Stored records:

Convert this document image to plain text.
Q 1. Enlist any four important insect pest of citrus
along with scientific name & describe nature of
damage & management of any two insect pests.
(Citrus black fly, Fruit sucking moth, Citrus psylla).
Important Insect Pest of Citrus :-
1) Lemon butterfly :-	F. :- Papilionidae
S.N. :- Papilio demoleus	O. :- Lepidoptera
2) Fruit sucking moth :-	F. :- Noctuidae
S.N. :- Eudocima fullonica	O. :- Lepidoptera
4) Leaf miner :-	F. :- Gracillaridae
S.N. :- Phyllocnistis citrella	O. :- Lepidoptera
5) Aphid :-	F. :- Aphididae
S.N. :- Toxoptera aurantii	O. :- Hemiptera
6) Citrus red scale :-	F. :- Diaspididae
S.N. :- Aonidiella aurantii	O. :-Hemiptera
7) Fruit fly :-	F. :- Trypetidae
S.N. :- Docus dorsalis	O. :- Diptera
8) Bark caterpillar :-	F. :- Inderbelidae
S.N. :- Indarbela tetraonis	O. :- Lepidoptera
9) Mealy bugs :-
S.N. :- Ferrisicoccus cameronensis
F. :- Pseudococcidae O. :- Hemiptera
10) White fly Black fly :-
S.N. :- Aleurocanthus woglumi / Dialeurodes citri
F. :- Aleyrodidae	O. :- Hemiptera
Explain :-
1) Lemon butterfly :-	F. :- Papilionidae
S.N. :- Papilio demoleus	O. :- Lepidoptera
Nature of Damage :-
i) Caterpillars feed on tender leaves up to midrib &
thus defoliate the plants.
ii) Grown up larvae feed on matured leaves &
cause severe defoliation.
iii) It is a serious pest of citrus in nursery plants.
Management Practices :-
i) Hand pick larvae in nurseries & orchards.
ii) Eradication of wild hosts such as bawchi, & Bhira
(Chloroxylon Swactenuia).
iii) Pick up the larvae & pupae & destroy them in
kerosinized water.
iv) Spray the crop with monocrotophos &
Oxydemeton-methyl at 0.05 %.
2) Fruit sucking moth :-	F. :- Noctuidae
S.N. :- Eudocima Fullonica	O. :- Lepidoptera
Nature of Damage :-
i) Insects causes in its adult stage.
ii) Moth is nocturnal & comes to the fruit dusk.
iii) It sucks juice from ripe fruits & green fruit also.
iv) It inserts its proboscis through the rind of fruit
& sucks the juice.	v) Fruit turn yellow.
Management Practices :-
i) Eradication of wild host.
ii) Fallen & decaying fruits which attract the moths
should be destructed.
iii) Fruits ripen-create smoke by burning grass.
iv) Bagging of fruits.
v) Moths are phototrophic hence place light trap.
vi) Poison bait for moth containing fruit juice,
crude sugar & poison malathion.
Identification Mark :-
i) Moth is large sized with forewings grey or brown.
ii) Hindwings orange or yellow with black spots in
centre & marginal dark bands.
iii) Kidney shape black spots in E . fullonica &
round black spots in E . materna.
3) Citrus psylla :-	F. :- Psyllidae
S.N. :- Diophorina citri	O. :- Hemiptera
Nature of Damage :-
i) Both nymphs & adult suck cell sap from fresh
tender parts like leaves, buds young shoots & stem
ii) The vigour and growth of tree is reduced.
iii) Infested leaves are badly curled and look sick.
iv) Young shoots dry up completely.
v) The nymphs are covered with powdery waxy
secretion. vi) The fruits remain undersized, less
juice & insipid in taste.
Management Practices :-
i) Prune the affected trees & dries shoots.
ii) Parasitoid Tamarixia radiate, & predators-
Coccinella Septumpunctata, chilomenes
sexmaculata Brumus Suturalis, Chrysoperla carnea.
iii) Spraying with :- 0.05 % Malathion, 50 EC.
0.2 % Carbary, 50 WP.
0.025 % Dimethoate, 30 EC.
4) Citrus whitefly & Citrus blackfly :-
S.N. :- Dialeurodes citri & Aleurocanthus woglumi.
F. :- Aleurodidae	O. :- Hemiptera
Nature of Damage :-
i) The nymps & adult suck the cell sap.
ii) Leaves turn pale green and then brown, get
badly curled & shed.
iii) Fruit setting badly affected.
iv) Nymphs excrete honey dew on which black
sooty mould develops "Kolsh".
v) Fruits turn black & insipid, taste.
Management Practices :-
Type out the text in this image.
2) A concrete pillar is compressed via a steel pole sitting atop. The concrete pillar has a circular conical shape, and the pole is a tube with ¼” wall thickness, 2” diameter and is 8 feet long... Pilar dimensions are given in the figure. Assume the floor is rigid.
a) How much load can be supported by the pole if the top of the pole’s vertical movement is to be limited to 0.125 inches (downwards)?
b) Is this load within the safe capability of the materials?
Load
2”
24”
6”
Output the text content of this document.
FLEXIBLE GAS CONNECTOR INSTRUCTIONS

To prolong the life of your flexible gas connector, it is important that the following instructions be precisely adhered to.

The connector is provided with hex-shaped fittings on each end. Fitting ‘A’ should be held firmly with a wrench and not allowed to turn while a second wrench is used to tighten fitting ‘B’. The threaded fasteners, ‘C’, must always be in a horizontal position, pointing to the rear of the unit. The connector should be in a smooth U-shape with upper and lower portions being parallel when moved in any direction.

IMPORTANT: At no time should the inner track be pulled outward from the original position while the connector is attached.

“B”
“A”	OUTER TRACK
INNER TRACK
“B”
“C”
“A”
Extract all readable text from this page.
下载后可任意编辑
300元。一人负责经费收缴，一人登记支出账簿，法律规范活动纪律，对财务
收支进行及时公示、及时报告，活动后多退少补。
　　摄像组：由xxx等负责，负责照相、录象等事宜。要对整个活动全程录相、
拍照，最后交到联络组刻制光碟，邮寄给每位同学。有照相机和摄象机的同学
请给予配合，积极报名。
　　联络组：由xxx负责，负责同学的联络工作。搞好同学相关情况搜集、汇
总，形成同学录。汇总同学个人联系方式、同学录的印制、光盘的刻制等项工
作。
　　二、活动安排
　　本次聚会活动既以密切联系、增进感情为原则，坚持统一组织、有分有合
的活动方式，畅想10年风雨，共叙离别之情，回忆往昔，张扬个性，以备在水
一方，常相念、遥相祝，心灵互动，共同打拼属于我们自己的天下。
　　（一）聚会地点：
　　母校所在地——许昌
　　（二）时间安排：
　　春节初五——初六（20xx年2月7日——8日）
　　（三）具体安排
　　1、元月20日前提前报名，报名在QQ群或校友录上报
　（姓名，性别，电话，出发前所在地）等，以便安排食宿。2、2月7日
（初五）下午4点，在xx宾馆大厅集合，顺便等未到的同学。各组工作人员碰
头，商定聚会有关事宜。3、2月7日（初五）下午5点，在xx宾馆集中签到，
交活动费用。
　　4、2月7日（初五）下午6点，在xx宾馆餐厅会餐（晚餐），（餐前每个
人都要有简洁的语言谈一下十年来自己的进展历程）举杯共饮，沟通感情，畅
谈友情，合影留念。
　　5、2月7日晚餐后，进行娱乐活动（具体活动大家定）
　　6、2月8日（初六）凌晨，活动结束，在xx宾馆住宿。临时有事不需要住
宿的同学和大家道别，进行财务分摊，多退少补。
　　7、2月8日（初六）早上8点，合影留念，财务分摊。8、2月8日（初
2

# Exercise
Reproduce the material exactly, with every line intact.

# Output of the task
Convert this document image to plain text.
Q 1. Enlist any four important insect pest of citrus
along with scientific name & describe nature of
damage & management of any two insect pests.
(Citrus black fly, Fruit sucking moth, Citrus psylla).
Important Insect Pest of Citrus :-
1) Lemon butterfly :-	F. :- Papilionidae
S.N. :- Papilio demoleus	O. :- Lepidoptera
2) Fruit sucking moth :-	F. :- Noctuidae
S.N. :- Eudocima fullonica	O. :- Lepidoptera
4) Leaf miner :-	F. :- Gracillaridae
S.N. :- Phyllocnistis citrella	O. :- Lepidoptera
5) Aphid :-	F. :- Aphididae
S.N. :- Toxoptera aurantii	O. :- Hemiptera
6) Citrus red scale :-	F. :- Diaspididae
S.N. :- Aonidiella aurantii	O. :-Hemiptera
7) Fruit fly :-	F. :- Trypetidae
S.N. :- Docus dorsalis	O. :- Diptera
8) Bark caterpillar :-	F. :- Inderbelidae
S.N. :- Indarbela tetraonis	O. :- Lepidoptera
9) Mealy bugs :-
S.N. :- Ferrisicoccus cameronensis
F. :- Pseudococcidae O. :- Hemiptera
10) White fly Black fly :-
S.N. :- Aleurocanthus woglumi / Dialeurodes citri
F. :- Aleyrodidae	O. :- Hemiptera
Explain :-
1) Lemon butterfly :-	F. :- Papilionidae
S.N. :- Papilio demoleus	O. :- Lepidoptera
Nature of Damage :-
i) Caterpillars feed on tender leaves up to midrib &
thus defoliate the plants.
ii) Grown up larvae feed on matured leaves &
cause severe defoliation.
iii) It is a serious pest of citrus in nursery plants.
Management Practices :-
i) Hand pick larvae in nurseries & orchards.
ii) Eradication of wild hosts such as bawchi, & Bhira
(Chloroxylon Swactenuia).
iii) Pick up the larvae & pupae & destroy them in
kerosinized water.
iv) Spray the crop with monocrotophos &
Oxydemeton-methyl at 0.05 %.
2) Fruit sucking moth :-	F. :- Noctuidae
S.N. :- Eudocima Fullonica	O. :- Lepidoptera
Nature of Damage :-
i) Insects causes in its adult stage.
ii) Moth is nocturnal & comes to the fruit dusk.
iii) It sucks juice from ripe fruits & green fruit also.
iv) It inserts its proboscis through the rind of fruit
& sucks the juice.	v) Fruit turn yellow.
Management Practices :-
i) Eradication of wild host.
ii) Fallen & decaying fruits which attract the moths
should be destructed.
iii) Fruits ripen-create smoke by burning grass.
iv) Bagging of fruits.
v) Moths are phototrophic hence place light trap.
vi) Poison bait for moth containing fruit juice,
crude sugar & poison malathion.
Identification Mark :-
i) Moth is large sized with forewings grey or brown.
ii) Hindwings orange or yellow with black spots in
centre & marginal dark bands.
iii) Kidney shape black spots in E . fullonica &
round black spots in E . materna.
3) Citrus psylla :-	F. :- Psyllidae
S.N. :- Diophorina citri	O. :- Hemiptera
Nature of Damage :-
i) Both nymphs & adult suck cell sap from fresh
tender parts like leaves, buds young shoots & stem
ii) The vigour and growth of tree is reduced.
iii) Infested leaves are badly curled and look sick.
iv) Young shoots dry up completely.
v) The nymphs are covered with powdery waxy
secretion. vi) The fruits remain undersized, less
juice & insipid in taste.
Management Practices :-
i) Prune the affected trees & dries shoots.
ii) Parasitoid Tamarixia radiate, & predators-
Coccinella Septumpunctata, chilomenes
sexmaculata Brumus Suturalis, Chrysoperla carnea.
iii) Spraying with :- 0.05 % Malathion, 50 EC.
0.2 % Carbary, 50 WP.
0.025 % Dimethoate, 30 EC.
4) Citrus whitefly & Citrus blackfly :-
S.N. :- Dialeurodes citri & Aleurocanthus woglumi.
F. :- Aleurodidae	O. :- Hemiptera
Nature of Damage :-
i) The nymps & adult suck the cell sap.
ii) Leaves turn pale green and then brown, get
badly curled & shed.
iii) Fruit setting badly affected.
iv) Nymphs excrete honey dew on which black
sooty mould develops "Kolsh".
v) Fruits turn black & insipid, taste.
Management Practices :-
Type out the text in this image.
2) A concrete pillar is compressed via a steel pole sitting atop. The concrete pillar has a circular conical shape, and the pole is a tube with ¼” wall thickness, 2” diameter and is 8 feet long... Pilar dimensions are given in the figure. Assume the floor is rigid.
a) How much load can be supported by the pole if the top of the pole’s vertical movement is to be limited to 0.125 inches (downwards)?
b) Is this load within the safe capability of the materials?
Load
2”
24”
6”
Output the text content of this document.
FLEXIBLE GAS CONNECTOR INSTRUCTIONS

To prolong the life of your flexible gas connector, it is important that the following instructions be precisely adhered to.

The connector is provided with hex-shaped fittings on each end. Fitting ‘A’ should be held firmly with a wrench and not allowed to turn while a second wrench is used to tighten fitting ‘B’. The threaded fasteners, ‘C’, must always be in a horizontal position, pointing to the rear of the unit. The connector should be in a smooth U-shape with upper and lower portions being parallel when moved in any direction.

IMPORTANT: At no time should the inner track be pulled outward from the original position while the connector is attached.

“B”
“A”	OUTER TRACK
INNER TRACK
“B”
“C”
“A”
Extract all readable text from this page.
下载后可任意编辑
300元。一人负责经费收缴，一人登记支出账簿，法律规范活动纪律，对财务
收支进行及时公示、及时报告，活动后多退少补。
　　摄像组：由xxx等负责，负责照相、录象等事宜。要对整个活动全程录相、
拍照，最后交到联络组刻制光碟，邮寄给每位同学。有照相机和摄象机的同学
请给予配合，积极报名。
　　联络组：由xxx负责，负责同学的联络工作。搞好同学相关情况搜集、汇
总，形成同学录。汇总同学个人联系方式、同学录的印制、光盘的刻制等项工
作。
　　二、活动安排
　　本次聚会活动既以密切联系、增进感情为原则，坚持统一组织、有分有合
的活动方式，畅想10年风雨，共叙离别之情，回忆往昔，张扬个性，以备在水
一方，常相念、遥相祝，心灵互动，共同打拼属于我们自己的天下。
　　（一）聚会地点：
　　母校所在地——许昌
　　（二）时间安排：
　　春节初五——初六（20xx年2月7日——8日）
　　（三）具体安排
　　1、元月20日前提前报名，报名在QQ群或校友录上报
　（姓名，性别，电话，出发前所在地）等，以便安排食宿。2、2月7日
（初五）下午4点，在xx宾馆大厅集合，顺便等未到的同学。各组工作人员碰
头，商定聚会有关事宜。3、2月7日（初五）下午5点，在xx宾馆集中签到，
交活动费用。
　　4、2月7日（初五）下午6点，在xx宾馆餐厅会餐（晚餐），（餐前每个
人都要有简洁的语言谈一下十年来自己的进展历程）举杯共饮，沟通感情，畅
谈友情，合影留念。
　　5、2月7日晚餐后，进行娱乐活动（具体活动大家定）
　　6、2月8日（初六）凌晨，活动结束，在xx宾馆住宿。临时有事不需要住
宿的同学和大家道别，进行财务分摊，多退少补。
　　7、2月8日（初六）早上8点，合影留念，财务分摊。8、2月8日（初
2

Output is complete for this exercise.